Search the data for the word "aşağıdaki". Reproduce every line where it is found.
──────── Data for the task
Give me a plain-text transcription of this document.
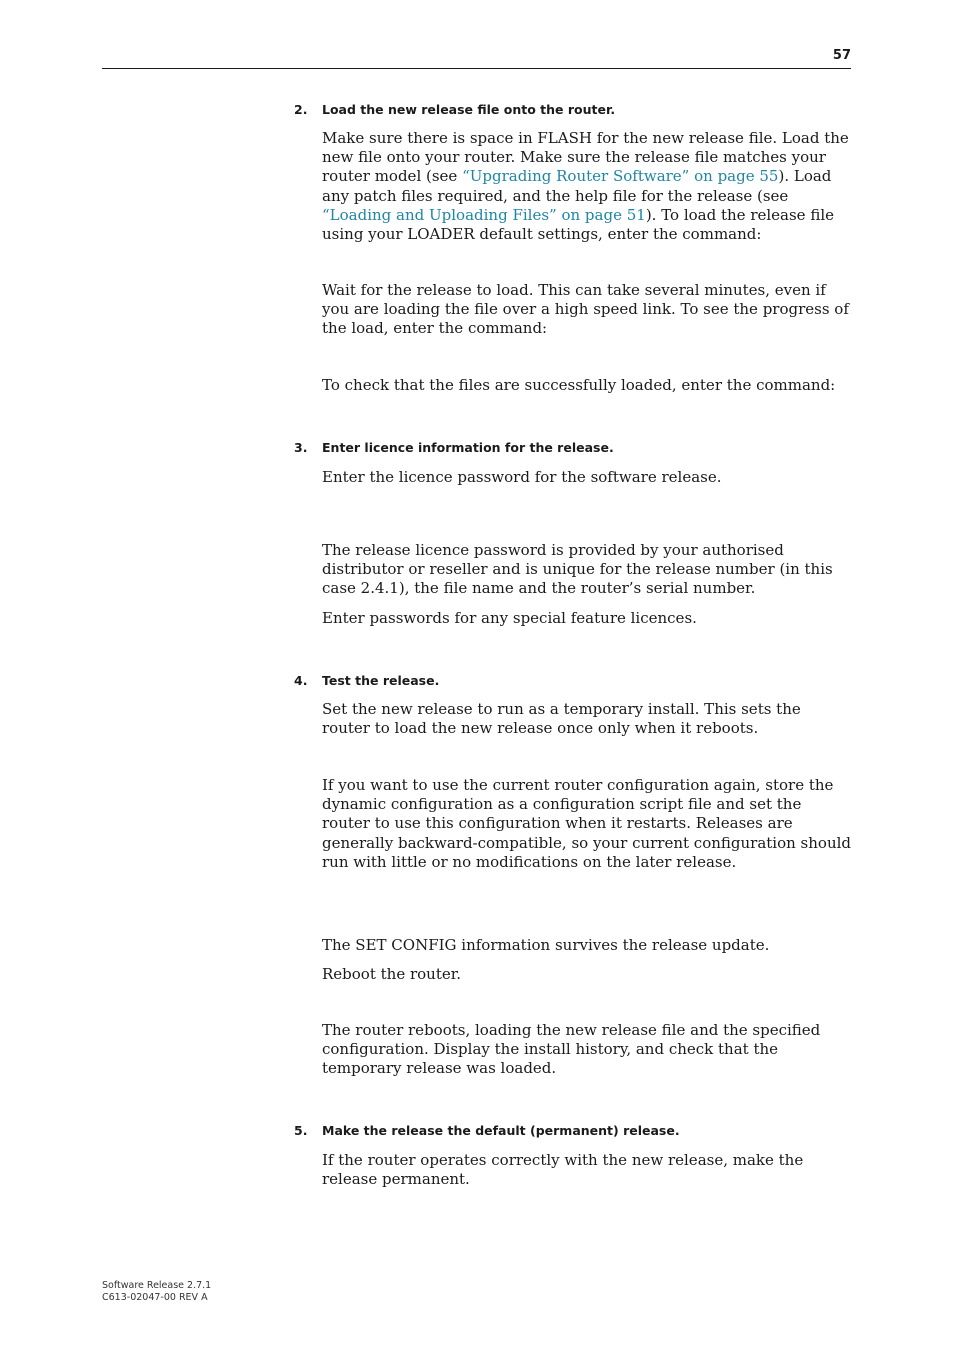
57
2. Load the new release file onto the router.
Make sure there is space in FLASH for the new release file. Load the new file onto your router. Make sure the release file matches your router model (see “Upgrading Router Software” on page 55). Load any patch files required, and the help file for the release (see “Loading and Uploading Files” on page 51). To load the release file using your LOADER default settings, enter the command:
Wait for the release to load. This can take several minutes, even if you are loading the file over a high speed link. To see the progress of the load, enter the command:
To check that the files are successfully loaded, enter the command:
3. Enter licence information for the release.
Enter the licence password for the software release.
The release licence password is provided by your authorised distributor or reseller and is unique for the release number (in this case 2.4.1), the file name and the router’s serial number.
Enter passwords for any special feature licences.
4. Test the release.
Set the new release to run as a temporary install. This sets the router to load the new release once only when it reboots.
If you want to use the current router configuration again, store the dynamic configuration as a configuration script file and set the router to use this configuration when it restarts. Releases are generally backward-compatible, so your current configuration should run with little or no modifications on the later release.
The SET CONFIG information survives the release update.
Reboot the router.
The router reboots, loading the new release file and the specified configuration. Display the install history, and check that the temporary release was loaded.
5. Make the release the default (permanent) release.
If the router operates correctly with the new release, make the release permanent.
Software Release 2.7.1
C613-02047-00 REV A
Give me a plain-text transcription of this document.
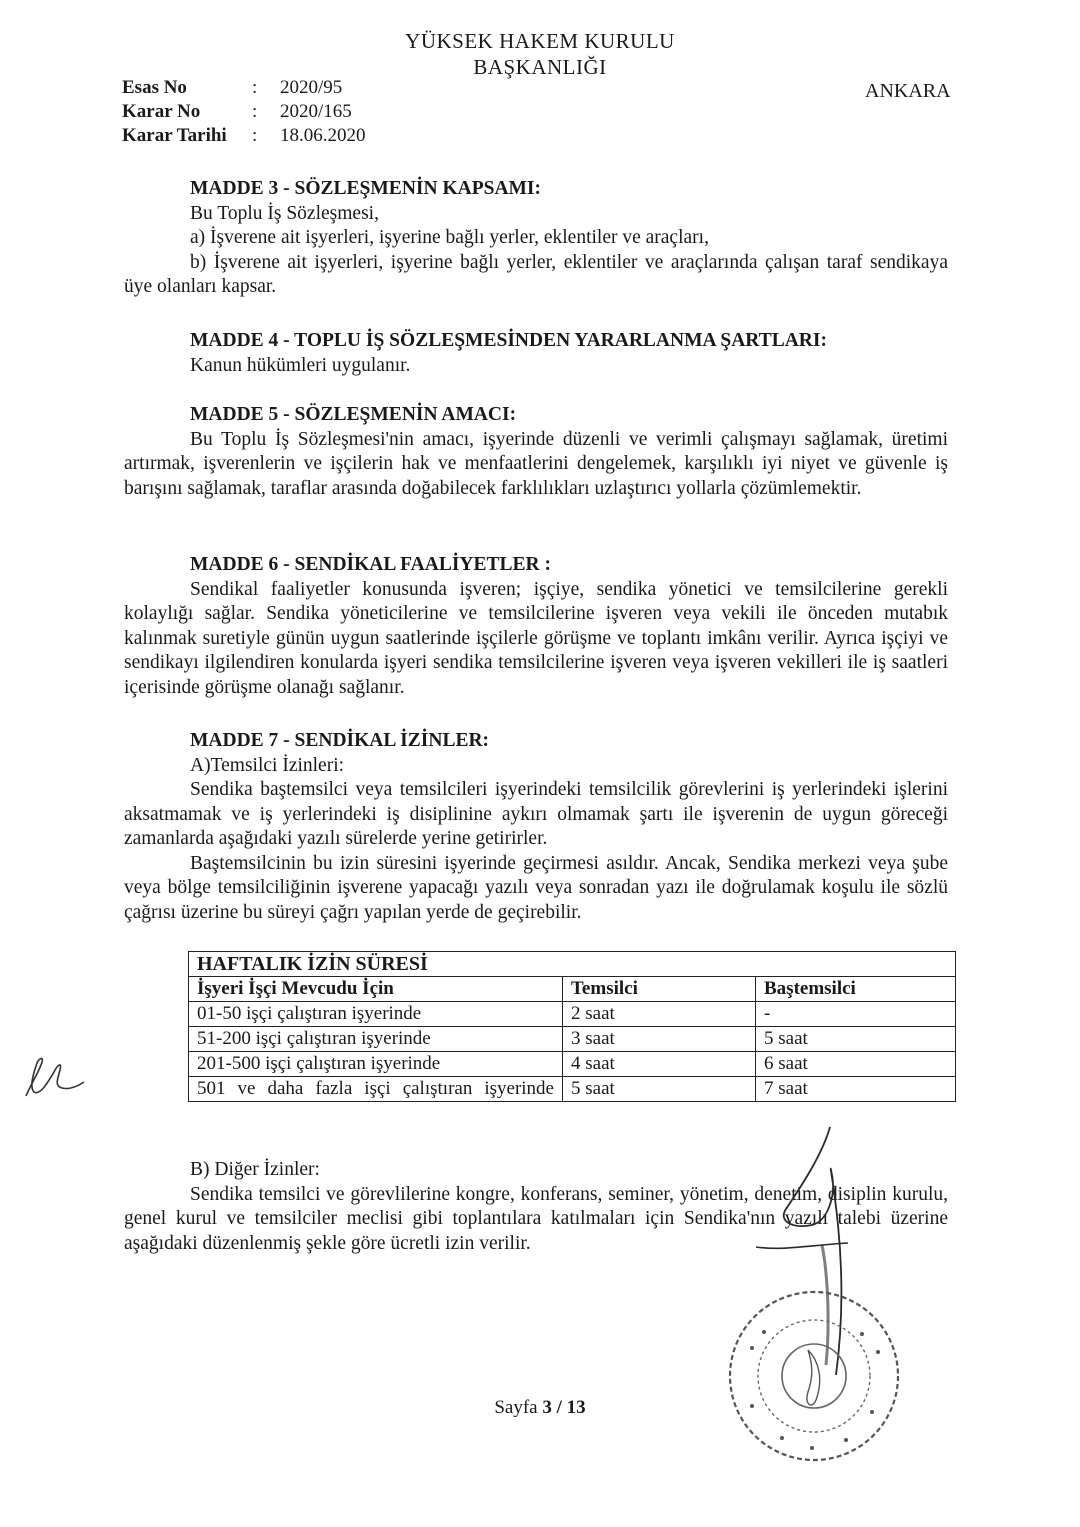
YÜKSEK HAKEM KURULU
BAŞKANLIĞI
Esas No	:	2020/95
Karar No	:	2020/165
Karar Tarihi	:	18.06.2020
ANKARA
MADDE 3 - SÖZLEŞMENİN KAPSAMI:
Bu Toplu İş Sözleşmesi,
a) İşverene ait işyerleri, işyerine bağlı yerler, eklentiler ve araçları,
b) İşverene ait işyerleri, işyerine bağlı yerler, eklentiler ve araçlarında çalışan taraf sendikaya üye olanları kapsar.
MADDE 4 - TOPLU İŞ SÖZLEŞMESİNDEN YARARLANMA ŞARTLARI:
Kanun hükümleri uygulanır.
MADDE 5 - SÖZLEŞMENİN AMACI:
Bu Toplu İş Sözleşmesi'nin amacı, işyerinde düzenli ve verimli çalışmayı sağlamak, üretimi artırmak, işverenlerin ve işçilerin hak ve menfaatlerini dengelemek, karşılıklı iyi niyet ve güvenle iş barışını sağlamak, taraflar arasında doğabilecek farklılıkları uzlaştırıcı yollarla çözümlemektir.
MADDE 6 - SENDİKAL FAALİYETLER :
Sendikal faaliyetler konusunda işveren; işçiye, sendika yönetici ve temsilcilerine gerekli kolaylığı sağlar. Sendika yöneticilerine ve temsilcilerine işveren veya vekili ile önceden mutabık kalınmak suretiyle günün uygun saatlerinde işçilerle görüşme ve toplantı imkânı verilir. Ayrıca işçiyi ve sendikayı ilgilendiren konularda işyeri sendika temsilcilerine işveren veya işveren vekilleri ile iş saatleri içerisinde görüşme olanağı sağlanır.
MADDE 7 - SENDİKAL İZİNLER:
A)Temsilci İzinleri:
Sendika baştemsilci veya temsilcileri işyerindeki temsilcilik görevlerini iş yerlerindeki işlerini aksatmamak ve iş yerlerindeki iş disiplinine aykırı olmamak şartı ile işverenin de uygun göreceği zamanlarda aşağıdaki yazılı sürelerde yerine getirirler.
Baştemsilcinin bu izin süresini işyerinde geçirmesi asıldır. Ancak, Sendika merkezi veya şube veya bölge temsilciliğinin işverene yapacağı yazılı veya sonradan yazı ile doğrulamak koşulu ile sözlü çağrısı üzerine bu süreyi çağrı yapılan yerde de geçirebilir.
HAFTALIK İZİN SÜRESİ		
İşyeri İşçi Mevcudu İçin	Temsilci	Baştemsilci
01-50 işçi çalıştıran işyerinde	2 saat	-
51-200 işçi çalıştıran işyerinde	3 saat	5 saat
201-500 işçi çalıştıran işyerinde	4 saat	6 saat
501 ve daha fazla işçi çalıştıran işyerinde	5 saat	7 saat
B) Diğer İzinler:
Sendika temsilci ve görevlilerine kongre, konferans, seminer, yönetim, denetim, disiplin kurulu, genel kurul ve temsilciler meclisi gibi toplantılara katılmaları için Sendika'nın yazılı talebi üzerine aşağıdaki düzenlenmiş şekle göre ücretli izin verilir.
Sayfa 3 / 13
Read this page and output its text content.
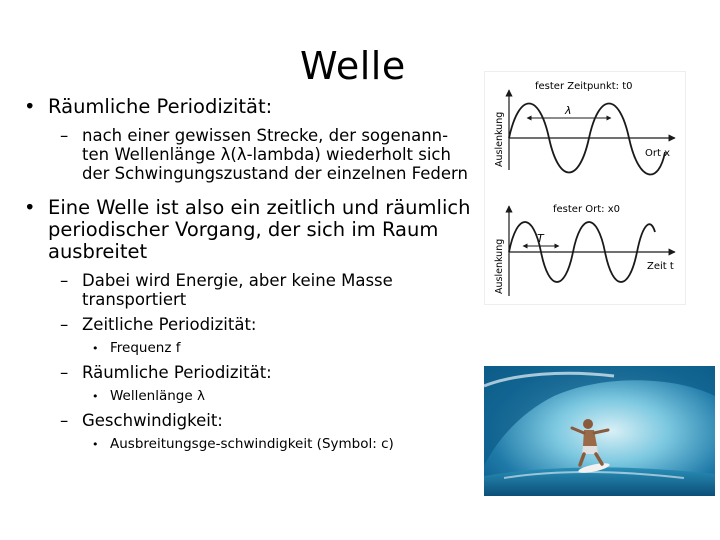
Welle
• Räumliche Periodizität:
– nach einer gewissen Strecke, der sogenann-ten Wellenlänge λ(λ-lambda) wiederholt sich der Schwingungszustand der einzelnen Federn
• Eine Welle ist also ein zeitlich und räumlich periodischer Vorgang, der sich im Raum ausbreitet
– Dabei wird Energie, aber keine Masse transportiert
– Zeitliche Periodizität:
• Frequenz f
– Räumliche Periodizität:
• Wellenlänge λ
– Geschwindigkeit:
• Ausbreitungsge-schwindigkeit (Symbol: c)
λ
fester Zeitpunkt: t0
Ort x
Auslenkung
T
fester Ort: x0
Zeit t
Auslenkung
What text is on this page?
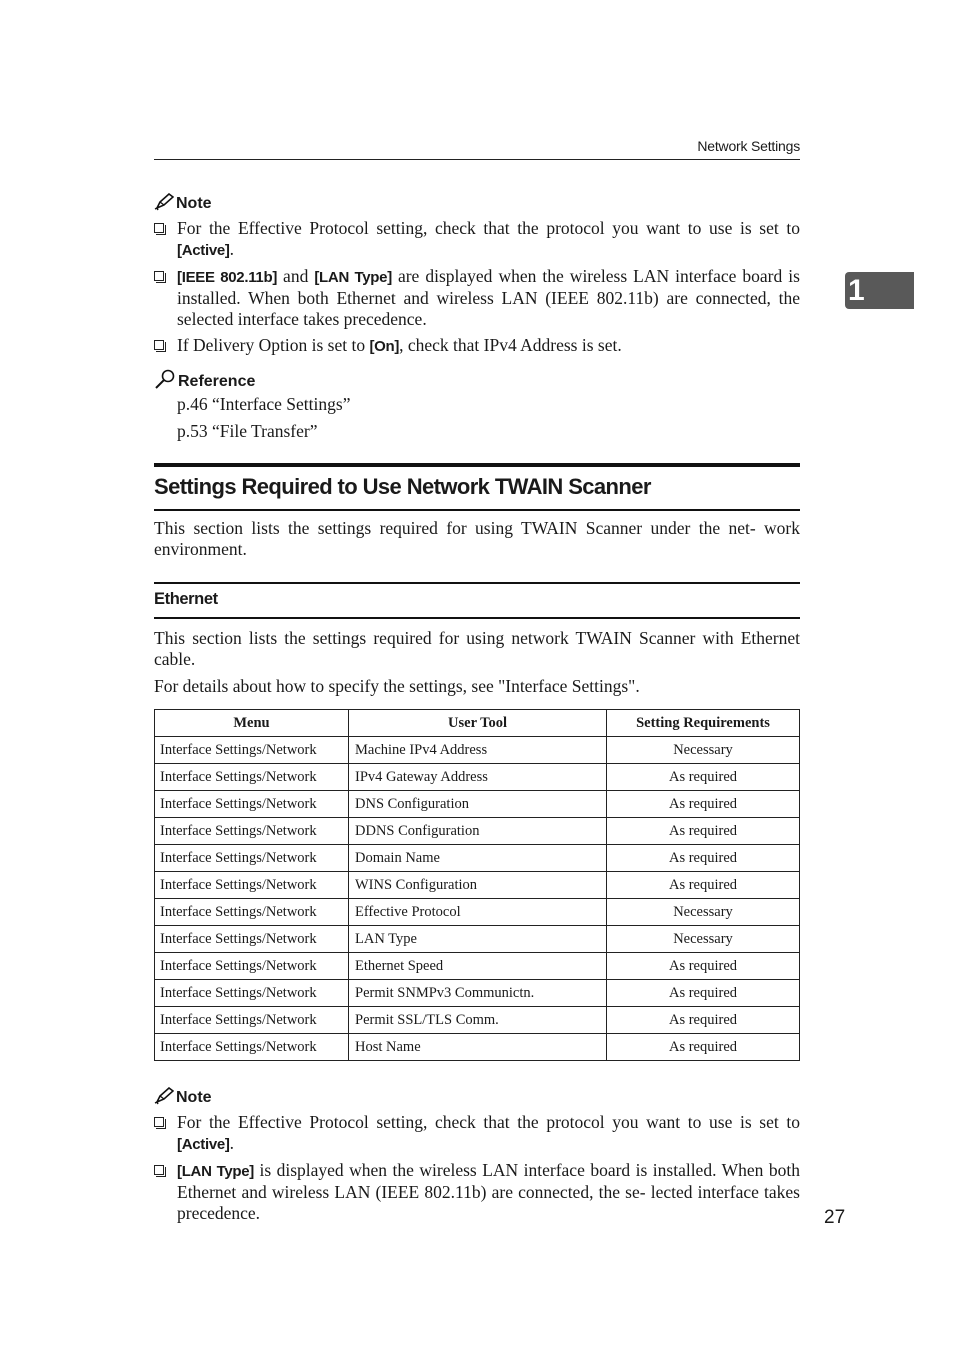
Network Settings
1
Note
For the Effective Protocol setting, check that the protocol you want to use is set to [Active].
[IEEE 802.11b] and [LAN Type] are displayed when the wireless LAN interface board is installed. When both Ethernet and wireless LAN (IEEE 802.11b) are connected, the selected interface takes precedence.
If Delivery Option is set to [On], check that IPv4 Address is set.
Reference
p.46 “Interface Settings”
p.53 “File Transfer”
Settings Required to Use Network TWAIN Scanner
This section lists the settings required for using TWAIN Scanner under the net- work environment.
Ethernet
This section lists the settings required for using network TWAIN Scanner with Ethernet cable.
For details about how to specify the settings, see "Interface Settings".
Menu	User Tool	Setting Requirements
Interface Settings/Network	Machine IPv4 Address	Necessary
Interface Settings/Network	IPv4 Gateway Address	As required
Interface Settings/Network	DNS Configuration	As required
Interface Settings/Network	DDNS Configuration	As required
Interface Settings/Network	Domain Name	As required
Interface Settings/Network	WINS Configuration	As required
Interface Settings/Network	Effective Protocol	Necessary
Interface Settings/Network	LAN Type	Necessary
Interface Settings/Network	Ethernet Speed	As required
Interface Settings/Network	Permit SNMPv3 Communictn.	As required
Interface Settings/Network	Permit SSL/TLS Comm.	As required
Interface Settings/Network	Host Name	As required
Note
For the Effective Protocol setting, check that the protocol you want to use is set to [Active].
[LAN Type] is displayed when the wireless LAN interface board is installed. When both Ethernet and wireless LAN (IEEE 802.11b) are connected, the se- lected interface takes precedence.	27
────────────────
Solution for this exercise:
Sendika baştemsilci veya temsilcileri işyerindeki temsilcilik görevlerini iş yerlerindeki işlerini aksatmamak ve iş yerlerindeki iş disiplinine aykırı olmamak şartı ile işverenin de uygun göreceği zamanlarda aşağıdaki yazılı sürelerde yerine getirirler.
Sendika temsilci ve görevlilerine kongre, konferans, seminer, yönetim, denetim, disiplin kurulu, genel kurul ve temsilciler meclisi gibi toplantılara katılmaları için Sendika'nın yazılı talebi üzerine aşağıdaki düzenlenmiş şekle göre ücretli izin verilir.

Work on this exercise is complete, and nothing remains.